INSTRUCTIONS TO FOLLOW – Extract each line holding the word "זיינען" from the entries.

DATASET EXCERPTS –

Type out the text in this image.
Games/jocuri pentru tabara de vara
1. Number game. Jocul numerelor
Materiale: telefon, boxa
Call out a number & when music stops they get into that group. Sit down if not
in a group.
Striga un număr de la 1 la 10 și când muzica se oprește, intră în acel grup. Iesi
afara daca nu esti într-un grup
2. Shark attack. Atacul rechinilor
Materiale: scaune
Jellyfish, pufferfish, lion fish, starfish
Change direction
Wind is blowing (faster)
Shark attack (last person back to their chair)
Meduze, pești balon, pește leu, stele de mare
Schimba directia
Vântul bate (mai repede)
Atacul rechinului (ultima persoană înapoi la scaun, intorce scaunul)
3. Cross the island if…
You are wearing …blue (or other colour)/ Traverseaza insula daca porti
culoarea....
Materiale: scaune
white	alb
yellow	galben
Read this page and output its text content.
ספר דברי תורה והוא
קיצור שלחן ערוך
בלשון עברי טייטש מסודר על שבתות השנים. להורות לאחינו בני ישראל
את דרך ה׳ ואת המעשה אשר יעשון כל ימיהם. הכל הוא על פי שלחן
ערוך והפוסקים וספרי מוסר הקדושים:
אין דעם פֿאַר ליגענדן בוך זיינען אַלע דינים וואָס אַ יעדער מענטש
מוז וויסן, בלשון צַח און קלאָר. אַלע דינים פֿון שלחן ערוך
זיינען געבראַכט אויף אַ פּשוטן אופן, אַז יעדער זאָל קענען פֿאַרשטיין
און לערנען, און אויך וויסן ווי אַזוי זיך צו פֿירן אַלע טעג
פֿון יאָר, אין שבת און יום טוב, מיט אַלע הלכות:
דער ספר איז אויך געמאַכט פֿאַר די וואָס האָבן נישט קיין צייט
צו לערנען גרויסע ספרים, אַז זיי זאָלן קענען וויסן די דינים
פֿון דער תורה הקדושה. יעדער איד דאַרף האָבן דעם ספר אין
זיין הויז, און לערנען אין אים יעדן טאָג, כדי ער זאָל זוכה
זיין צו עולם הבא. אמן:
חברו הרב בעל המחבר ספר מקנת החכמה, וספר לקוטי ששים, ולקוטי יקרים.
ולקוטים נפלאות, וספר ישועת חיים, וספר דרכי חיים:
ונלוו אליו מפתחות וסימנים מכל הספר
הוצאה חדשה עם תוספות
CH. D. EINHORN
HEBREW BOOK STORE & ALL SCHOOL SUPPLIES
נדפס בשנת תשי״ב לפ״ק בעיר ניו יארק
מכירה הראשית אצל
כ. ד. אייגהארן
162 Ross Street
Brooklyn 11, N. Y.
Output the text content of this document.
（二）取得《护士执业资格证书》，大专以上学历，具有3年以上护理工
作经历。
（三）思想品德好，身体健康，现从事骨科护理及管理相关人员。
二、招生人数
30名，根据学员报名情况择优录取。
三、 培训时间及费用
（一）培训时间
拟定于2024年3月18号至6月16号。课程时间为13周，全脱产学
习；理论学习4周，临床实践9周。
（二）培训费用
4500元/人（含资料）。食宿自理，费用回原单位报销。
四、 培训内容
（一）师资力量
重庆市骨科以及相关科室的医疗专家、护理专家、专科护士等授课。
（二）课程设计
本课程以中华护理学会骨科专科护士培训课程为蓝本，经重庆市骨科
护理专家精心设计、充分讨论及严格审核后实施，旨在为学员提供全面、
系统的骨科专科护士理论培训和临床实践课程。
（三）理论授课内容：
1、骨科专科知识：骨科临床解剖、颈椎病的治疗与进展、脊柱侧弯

FINISHED EXERCISE –
אין דעם פֿאַר ליגענדן בוך זיינען אַלע דינים וואָס אַ יעדער מענטש
זיינען געבראַכט אויף אַ פּשוטן אופן, אַז יעדער זאָל קענען פֿאַרשטיין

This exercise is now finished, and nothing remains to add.